— BEGIN AVAILABLE DATA —

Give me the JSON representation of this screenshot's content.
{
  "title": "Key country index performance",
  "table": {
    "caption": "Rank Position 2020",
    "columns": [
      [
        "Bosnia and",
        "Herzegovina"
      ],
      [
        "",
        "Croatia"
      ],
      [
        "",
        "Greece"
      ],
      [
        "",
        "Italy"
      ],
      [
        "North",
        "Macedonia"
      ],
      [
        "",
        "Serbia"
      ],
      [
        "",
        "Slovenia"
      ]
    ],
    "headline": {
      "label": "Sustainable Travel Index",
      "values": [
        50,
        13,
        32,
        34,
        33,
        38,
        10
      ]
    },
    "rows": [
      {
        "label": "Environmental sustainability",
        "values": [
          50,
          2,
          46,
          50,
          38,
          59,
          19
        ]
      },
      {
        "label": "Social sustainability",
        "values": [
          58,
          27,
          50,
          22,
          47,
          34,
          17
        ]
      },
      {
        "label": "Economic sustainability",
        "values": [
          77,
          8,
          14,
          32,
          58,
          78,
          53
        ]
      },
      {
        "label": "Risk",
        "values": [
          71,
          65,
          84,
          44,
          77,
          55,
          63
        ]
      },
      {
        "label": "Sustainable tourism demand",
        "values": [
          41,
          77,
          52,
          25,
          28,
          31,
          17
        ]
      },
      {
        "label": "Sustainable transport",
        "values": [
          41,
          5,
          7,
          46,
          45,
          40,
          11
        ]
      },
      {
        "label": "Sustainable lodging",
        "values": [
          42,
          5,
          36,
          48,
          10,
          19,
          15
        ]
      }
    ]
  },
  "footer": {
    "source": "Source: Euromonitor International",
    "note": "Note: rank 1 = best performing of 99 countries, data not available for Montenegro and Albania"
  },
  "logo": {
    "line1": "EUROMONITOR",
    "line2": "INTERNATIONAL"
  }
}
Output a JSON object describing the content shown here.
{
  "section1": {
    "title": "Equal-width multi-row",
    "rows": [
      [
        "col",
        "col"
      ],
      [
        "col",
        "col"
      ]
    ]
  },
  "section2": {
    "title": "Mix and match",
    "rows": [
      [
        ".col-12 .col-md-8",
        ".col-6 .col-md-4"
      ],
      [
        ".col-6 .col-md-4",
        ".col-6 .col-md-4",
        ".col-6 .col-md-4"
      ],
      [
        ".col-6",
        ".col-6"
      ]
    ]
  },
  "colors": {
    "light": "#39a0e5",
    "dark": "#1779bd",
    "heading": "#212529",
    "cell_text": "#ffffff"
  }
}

— END AVAILABLE DATA —

Write out the whole listing again. Match it word for word.

Give me the JSON representation of this screenshot's content.
{
  "title": "Key country index performance",
  "table": {
    "caption": "Rank Position 2020",
    "columns": [
      [
        "Bosnia and",
        "Herzegovina"
      ],
      [
        "",
        "Croatia"
      ],
      [
        "",
        "Greece"
      ],
      [
        "",
        "Italy"
      ],
      [
        "North",
        "Macedonia"
      ],
      [
        "",
        "Serbia"
      ],
      [
        "",
        "Slovenia"
      ]
    ],
    "headline": {
      "label": "Sustainable Travel Index",
      "values": [
        50,
        13,
        32,
        34,
        33,
        38,
        10
      ]
    },
    "rows": [
      {
        "label": "Environmental sustainability",
        "values": [
          50,
          2,
          46,
          50,
          38,
          59,
          19
        ]
      },
      {
        "label": "Social sustainability",
        "values": [
          58,
          27,
          50,
          22,
          47,
          34,
          17
        ]
      },
      {
        "label": "Economic sustainability",
        "values": [
          77,
          8,
          14,
          32,
          58,
          78,
          53
        ]
      },
      {
        "label": "Risk",
        "values": [
          71,
          65,
          84,
          44,
          77,
          55,
          63
        ]
      },
      {
        "label": "Sustainable tourism demand",
        "values": [
          41,
          77,
          52,
          25,
          28,
          31,
          17
        ]
      },
      {
        "label": "Sustainable transport",
        "values": [
          41,
          5,
          7,
          46,
          45,
          40,
          11
        ]
      },
      {
        "label": "Sustainable lodging",
        "values": [
          42,
          5,
          36,
          48,
          10,
          19,
          15
        ]
      }
    ]
  },
  "footer": {
    "source": "Source: Euromonitor International",
    "note": "Note: rank 1 = best performing of 99 countries, data not available for Montenegro and Albania"
  },
  "logo": {
    "line1": "EUROMONITOR",
    "line2": "INTERNATIONAL"
  }
}
Output a JSON object describing the content shown here.
{
  "section1": {
    "title": "Equal-width multi-row",
    "rows": [
      [
        "col",
        "col"
      ],
      [
        "col",
        "col"
      ]
    ]
  },
  "section2": {
    "title": "Mix and match",
    "rows": [
      [
        ".col-12 .col-md-8",
        ".col-6 .col-md-4"
      ],
      [
        ".col-6 .col-md-4",
        ".col-6 .col-md-4",
        ".col-6 .col-md-4"
      ],
      [
        ".col-6",
        ".col-6"
      ]
    ]
  },
  "colors": {
    "light": "#39a0e5",
    "dark": "#1779bd",
    "heading": "#212529",
    "cell_text": "#ffffff"
  }
}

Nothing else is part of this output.